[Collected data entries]
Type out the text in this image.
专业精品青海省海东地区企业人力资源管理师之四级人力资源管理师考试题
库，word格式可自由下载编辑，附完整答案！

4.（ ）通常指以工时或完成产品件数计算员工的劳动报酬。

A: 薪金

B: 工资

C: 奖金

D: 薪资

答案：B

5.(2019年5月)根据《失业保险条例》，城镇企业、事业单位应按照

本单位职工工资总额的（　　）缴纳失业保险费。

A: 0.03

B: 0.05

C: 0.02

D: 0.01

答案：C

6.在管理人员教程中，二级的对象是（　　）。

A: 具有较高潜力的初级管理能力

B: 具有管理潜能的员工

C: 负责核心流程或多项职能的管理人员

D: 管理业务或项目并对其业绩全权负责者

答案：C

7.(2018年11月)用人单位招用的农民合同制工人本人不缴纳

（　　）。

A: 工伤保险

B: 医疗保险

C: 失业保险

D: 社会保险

_THE REQUEST:_ Copy out the full material exactly as it appears.

_TASK RESULT:_
Type out the text in this image.
专业精品青海省海东地区企业人力资源管理师之四级人力资源管理师考试题
库，word格式可自由下载编辑，附完整答案！

4.（ ）通常指以工时或完成产品件数计算员工的劳动报酬。

A: 薪金

B: 工资

C: 奖金

D: 薪资

答案：B

5.(2019年5月)根据《失业保险条例》，城镇企业、事业单位应按照

本单位职工工资总额的（　　）缴纳失业保险费。

A: 0.03

B: 0.05

C: 0.02

D: 0.01

答案：C

6.在管理人员教程中，二级的对象是（　　）。

A: 具有较高潜力的初级管理能力

B: 具有管理潜能的员工

C: 负责核心流程或多项职能的管理人员

D: 管理业务或项目并对其业绩全权负责者

答案：C

7.(2018年11月)用人单位招用的农民合同制工人本人不缴纳

（　　）。

A: 工伤保险

B: 医疗保险

C: 失业保险

D: 社会保险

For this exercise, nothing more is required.